本文:
○ ○ ○ ○

生まれ育ったご実家をご両親から受け継ぎ、家族5人の住まいにするご計画されたM様。思い入れのある家にしっかりと手入れし、この先も長く安心して住めるようにしたいというご依頼です。

建物は築60年の母屋と47年前に建て増しした増築部分がありましたが、母屋だけで十分な広さがあったため、増築部分は解体して駐車スペースにしました。

減築と耐震工事で建物の寿命を延ばし、ご家族が安心して暮らせるようになったスケルトンリフォームの事例です。

ハウスデータ

東京都江東区 M様邸

築年数約60年
構造木造2階建て住宅
建坪25坪から17坪に減築
内容フルスケルトンリフォーム

リフォーム Before-Afterダイジェスト

こちらの事例のBefore Afterを動画でまとめました。リフォーム前とリフォーム後の様子をダイジェストでご覧ください。

これまでのリフォーム事例を動画でお送りするエコリフォームYouTubeチャンネルはこちらから!

東京都江東区は南部に近代的な建物が建つ湾岸エリアが広がり、古くから下町として栄えてきた深川・城東エリアには今も昔ながらの戸建ての家が多く残っています。

M様邸がある深川エリアは、江戸っ子の粋と人情が息づいている情緒あふれる街ですが、近年はおしゃれなカフェなども多く出店し、古いものと新しいものが融合する独特な魅力で注目を集めています。

東京都江東区のリフォーム事例一覧

リフォームプランの作成

M様のご要望

減築して暮らしやすくしたい

耐震補強で安心して住める家にしたい

将来を考えてバリアフリーにしたい

キッチンは広々と使いたい

材木屋さんだったおじい様が建てたお宅は築60年。既存の建物の半分は47年前に増築された部分です。

○ ○ ○ ○

提供された記録:
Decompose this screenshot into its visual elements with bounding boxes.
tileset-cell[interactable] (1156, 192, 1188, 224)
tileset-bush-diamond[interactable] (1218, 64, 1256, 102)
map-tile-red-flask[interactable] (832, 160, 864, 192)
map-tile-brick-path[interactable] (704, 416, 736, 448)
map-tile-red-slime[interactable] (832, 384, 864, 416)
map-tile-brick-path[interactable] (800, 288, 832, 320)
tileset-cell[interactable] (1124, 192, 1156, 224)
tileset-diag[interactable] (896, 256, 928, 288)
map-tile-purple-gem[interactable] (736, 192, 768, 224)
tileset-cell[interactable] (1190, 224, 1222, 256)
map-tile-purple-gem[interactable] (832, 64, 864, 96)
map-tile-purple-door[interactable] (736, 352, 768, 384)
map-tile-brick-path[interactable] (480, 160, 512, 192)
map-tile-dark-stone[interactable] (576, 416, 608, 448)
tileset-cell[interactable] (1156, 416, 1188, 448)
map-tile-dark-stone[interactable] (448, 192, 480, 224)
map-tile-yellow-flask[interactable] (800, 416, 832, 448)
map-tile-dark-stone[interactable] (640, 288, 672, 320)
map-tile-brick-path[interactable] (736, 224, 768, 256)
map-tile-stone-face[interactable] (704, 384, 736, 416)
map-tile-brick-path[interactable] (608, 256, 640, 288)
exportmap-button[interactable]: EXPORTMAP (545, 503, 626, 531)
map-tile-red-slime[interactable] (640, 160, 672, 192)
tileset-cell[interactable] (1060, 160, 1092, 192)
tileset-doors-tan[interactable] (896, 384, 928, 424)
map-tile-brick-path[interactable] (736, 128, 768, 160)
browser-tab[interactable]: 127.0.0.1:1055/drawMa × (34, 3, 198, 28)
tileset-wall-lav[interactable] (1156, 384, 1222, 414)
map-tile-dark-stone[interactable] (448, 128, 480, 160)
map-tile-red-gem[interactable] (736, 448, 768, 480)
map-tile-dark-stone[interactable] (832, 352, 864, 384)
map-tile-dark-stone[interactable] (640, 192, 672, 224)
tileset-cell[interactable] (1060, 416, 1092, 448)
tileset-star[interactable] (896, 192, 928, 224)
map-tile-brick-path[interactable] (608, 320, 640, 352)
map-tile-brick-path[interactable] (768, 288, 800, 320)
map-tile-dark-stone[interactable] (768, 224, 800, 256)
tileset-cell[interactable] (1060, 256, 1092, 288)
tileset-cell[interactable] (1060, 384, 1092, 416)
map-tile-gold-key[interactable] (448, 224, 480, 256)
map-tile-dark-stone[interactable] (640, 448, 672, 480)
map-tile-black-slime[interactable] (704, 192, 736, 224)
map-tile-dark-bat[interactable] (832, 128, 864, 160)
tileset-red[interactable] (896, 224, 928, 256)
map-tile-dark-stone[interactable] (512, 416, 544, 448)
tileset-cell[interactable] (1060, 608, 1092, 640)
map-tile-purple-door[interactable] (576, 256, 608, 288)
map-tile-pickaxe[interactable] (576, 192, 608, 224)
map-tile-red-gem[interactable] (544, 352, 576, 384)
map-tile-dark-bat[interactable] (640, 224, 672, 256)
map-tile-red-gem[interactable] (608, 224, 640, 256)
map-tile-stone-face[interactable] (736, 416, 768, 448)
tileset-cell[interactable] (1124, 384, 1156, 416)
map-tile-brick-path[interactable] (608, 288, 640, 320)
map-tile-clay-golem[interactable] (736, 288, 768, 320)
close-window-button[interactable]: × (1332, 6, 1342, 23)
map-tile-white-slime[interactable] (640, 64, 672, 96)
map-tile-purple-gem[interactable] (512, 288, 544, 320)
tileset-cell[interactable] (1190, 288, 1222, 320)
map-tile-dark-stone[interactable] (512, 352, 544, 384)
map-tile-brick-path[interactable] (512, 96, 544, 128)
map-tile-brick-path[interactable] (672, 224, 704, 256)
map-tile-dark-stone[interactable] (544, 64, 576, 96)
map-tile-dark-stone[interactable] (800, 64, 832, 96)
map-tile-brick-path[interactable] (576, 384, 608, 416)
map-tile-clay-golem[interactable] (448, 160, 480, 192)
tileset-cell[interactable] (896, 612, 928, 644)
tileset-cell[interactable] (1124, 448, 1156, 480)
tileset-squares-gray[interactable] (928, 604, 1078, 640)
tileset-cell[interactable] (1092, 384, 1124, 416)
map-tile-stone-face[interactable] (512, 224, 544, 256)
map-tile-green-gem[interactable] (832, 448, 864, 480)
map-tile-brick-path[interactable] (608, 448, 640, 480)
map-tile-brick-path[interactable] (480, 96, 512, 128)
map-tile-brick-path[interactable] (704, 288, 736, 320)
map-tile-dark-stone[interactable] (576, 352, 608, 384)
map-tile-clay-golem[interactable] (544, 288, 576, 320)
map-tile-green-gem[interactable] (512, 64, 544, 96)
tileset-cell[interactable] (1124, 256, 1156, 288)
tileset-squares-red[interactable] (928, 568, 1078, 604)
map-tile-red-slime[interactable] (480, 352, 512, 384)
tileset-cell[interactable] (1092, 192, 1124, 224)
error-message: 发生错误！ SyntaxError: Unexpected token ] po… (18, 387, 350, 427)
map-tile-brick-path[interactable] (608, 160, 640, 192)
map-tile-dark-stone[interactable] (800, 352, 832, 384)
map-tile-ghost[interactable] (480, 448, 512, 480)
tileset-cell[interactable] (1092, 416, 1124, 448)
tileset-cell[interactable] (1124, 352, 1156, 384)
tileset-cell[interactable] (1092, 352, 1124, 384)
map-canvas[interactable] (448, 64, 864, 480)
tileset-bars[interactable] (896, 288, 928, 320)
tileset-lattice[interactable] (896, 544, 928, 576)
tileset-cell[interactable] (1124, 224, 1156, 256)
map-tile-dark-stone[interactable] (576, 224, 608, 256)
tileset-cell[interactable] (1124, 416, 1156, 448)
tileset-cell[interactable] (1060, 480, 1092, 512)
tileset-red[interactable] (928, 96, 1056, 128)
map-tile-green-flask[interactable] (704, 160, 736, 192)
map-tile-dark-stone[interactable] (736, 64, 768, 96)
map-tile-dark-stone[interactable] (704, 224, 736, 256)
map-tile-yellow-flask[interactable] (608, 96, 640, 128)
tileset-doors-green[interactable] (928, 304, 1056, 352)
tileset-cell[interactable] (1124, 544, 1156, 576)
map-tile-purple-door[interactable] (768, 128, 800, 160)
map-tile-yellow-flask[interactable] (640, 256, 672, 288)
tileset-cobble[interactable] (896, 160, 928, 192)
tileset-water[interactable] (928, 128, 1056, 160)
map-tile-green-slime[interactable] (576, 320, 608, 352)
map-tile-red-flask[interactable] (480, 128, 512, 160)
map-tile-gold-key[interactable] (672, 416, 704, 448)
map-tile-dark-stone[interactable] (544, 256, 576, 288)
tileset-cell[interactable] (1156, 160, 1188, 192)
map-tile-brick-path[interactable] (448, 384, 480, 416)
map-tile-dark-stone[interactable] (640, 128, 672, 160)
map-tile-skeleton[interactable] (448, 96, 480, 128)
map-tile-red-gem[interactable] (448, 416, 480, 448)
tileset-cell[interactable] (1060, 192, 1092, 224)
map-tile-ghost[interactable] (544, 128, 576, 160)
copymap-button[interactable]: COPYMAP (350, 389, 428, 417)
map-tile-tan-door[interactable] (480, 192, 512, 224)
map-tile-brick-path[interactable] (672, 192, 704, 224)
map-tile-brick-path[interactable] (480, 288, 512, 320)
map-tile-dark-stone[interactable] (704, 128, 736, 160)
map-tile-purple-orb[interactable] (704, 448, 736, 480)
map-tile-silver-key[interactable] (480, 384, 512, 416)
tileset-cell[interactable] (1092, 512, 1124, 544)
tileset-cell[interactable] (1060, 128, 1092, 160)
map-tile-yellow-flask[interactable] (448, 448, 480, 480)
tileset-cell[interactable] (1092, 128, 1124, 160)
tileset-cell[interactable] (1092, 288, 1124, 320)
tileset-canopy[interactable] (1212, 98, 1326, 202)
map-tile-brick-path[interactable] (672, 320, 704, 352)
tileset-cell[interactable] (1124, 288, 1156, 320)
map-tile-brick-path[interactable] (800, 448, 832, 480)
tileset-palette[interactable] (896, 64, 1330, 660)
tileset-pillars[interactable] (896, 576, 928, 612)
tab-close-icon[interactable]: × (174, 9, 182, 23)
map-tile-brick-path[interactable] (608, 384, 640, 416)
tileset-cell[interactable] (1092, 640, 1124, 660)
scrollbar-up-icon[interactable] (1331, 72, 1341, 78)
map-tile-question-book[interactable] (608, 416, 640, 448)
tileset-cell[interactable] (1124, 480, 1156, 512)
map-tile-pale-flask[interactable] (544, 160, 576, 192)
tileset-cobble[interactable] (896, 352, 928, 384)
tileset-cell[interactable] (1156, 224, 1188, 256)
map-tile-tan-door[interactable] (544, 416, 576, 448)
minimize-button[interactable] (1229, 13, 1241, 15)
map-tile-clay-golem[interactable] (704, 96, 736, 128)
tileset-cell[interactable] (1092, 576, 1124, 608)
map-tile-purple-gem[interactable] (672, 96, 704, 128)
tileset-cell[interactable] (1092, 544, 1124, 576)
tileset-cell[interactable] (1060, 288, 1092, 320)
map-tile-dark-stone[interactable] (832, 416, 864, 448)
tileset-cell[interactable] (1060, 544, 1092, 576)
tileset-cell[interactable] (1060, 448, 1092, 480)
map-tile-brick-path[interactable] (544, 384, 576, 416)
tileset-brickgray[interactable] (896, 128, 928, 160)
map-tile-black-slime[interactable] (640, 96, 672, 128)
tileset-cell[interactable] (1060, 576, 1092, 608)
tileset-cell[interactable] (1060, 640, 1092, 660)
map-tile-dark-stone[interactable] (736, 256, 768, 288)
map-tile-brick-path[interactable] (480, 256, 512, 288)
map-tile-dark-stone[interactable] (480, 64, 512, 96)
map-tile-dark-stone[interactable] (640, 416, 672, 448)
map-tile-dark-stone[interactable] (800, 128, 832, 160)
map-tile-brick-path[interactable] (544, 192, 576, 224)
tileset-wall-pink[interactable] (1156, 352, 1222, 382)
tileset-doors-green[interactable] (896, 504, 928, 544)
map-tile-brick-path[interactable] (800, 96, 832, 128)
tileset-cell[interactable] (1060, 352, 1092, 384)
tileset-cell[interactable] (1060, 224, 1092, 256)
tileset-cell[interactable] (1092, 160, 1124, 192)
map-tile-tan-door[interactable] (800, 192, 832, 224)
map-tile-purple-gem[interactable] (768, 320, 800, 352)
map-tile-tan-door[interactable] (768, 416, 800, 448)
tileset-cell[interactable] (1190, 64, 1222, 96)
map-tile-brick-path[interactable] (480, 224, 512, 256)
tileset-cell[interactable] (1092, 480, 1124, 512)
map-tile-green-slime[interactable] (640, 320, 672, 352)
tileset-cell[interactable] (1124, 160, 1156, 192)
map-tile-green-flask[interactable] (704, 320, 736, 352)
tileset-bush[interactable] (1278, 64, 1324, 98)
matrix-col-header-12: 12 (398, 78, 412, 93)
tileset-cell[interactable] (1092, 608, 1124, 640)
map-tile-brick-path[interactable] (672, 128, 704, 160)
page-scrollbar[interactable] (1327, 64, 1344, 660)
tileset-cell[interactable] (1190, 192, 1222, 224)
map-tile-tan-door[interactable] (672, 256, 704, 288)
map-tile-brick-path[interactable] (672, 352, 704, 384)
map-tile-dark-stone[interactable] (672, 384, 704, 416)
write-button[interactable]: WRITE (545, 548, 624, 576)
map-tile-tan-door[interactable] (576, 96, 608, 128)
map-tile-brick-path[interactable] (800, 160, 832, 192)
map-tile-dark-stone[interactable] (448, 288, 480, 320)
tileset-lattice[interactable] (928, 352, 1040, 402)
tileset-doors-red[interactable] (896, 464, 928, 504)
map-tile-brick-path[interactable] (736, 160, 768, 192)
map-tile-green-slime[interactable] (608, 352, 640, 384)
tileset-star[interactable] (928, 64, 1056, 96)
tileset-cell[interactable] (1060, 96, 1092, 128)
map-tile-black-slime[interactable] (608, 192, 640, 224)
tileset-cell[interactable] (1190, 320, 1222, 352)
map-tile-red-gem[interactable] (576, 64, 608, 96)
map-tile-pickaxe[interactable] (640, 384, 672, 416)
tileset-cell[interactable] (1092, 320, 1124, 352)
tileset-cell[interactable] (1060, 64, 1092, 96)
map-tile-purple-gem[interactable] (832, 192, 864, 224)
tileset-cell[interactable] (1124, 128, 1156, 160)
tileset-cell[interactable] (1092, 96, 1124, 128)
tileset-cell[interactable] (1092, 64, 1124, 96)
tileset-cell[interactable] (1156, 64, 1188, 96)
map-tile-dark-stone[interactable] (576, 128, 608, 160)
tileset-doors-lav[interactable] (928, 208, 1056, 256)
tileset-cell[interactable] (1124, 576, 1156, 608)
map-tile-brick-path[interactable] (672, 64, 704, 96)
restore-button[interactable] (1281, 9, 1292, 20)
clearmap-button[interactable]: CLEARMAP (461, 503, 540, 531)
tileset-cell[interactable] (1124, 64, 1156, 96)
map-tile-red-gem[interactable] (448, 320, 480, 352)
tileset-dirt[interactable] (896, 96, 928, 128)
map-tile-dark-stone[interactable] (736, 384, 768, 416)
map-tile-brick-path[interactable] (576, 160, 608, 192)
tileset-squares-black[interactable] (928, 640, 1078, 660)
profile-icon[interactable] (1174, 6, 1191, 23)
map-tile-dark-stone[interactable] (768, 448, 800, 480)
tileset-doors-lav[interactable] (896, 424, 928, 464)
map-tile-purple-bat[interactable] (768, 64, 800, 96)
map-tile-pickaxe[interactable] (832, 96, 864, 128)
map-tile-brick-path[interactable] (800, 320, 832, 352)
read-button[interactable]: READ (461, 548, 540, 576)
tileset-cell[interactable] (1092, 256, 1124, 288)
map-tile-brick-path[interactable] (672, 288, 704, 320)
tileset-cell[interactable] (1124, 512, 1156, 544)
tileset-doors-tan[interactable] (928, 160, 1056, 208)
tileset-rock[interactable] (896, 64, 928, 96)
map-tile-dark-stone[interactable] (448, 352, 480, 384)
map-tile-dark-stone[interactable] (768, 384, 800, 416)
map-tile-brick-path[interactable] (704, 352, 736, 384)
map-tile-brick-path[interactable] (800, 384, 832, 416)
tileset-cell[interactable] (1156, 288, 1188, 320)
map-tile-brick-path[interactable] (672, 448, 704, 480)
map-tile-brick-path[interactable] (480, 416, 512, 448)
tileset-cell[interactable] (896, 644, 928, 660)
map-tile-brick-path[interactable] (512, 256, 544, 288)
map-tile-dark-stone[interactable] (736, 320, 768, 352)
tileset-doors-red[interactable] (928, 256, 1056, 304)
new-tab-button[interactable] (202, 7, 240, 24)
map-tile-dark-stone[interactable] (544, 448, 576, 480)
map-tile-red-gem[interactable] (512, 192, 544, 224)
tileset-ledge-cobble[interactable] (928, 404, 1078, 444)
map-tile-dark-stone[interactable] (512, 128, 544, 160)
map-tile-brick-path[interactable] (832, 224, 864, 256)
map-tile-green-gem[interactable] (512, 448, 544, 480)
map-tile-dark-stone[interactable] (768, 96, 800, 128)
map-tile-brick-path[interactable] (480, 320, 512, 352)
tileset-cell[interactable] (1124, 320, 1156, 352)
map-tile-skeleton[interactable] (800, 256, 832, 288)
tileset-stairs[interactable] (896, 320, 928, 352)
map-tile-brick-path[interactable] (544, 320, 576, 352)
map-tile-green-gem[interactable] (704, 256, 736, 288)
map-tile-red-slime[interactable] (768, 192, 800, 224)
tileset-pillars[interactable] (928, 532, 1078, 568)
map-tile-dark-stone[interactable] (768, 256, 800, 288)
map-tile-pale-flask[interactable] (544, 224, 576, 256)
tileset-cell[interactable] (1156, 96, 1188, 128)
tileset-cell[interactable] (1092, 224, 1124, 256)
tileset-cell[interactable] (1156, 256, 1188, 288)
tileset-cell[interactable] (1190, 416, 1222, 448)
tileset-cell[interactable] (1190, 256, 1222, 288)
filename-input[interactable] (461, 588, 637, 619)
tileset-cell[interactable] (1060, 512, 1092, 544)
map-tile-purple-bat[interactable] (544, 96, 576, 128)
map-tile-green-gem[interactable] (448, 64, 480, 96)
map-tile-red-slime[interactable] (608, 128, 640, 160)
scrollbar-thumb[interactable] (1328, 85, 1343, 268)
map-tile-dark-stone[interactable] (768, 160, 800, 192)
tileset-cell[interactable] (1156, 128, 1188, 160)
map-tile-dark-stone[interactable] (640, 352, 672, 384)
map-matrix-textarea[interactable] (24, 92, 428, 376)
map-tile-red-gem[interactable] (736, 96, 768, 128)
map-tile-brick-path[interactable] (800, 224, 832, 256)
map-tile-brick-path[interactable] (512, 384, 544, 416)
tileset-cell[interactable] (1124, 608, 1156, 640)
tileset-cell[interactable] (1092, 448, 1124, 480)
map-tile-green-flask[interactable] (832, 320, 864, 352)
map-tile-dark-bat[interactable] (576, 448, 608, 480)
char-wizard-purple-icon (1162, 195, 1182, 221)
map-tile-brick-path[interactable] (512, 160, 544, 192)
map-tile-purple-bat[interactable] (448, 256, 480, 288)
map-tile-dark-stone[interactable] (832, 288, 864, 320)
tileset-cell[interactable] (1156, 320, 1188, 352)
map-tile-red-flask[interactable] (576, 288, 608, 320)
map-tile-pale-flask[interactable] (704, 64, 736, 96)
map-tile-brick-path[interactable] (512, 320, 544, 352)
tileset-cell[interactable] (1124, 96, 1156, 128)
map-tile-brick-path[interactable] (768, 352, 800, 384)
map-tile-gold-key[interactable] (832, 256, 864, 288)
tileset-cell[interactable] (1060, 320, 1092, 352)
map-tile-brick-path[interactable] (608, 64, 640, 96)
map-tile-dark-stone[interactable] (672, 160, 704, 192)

○ ○ ○ ○

課題 1:
M様邸のリフォームの文章によると、解体した増築部分の跡地は何になりましたか。
課題 2:
M様邸のリフォームの文章を2文でまとめてください。
課題 3:
M様邸のリフォームの文章を、最後の文のあとから続けて書いてください。

解答 1:
駐車スペースになりました。

解答 2:
M様は、生まれ育った築約60年の実家を両親から受け継ぎ、家族5人でこの先も長く安心して住めるよう手入れを依頼しました。母屋だけで十分な広さがあったため、47年前に建て増しした部分を解体して駐車スペースにし、減築と耐震工事で建物の寿命を延ばすスケルトンリフォームを行いました。

解答 3:
建築当初はM様のご両親の他にもおじい様おばあ様やお母様のご兄弟などもひとつ屋根の下に暮らす大家族でした。

時が経ち、M様も独立されて近年は大きな家にご両親だけでお住まいだったとのこと。今回、M様がこちらのお宅を引き継ぐにあたり、長年使われていなかった増築部分は解体し、母屋の方を家族5人の居住スペースとしてリフォームすることにしました。

ご提案プラン

1F

【 Before 】

【 After 】

減築

母屋だけを残し、増築部分は解体します。建築時のシンプルな形に戻すことで、建物のバランスが良くなり耐震性も向上します。

キッチンの移動

建物の奥にあったキッチンは、前面道路側に移動。キッチンがあった場所にはご夫妻の寝室を設けました。落ち着いた静かな場所でゆっくりとお休みになれます。

2F

【 Before 】

【 After 】

和室から洋室に

二間続きの和室は間を区切って洋室にし、廊下で各部屋に出入りできるようにしました。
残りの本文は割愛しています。